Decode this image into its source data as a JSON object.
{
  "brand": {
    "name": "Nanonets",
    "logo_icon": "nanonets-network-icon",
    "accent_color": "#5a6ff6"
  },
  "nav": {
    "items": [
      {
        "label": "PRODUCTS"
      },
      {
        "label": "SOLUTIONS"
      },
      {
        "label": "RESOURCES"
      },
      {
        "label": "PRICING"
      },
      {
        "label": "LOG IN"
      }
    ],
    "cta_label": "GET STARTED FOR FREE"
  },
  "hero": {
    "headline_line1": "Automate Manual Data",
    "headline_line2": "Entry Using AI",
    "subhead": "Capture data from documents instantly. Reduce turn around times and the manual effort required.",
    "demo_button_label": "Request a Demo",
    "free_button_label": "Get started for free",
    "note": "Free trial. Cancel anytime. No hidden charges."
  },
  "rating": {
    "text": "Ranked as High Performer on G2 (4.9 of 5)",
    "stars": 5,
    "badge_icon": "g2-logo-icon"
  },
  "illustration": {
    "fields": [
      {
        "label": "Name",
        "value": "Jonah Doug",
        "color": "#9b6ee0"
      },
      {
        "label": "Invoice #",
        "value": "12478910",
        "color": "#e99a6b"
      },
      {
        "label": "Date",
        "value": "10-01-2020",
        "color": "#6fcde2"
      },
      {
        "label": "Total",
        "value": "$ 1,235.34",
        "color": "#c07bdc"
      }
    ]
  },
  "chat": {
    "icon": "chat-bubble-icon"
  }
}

• • • •

— REQUIREMENT —
Determine the number of lines where the string "icon" occurs, and give that number only.

— RESPONSE TO THIS TASK —
3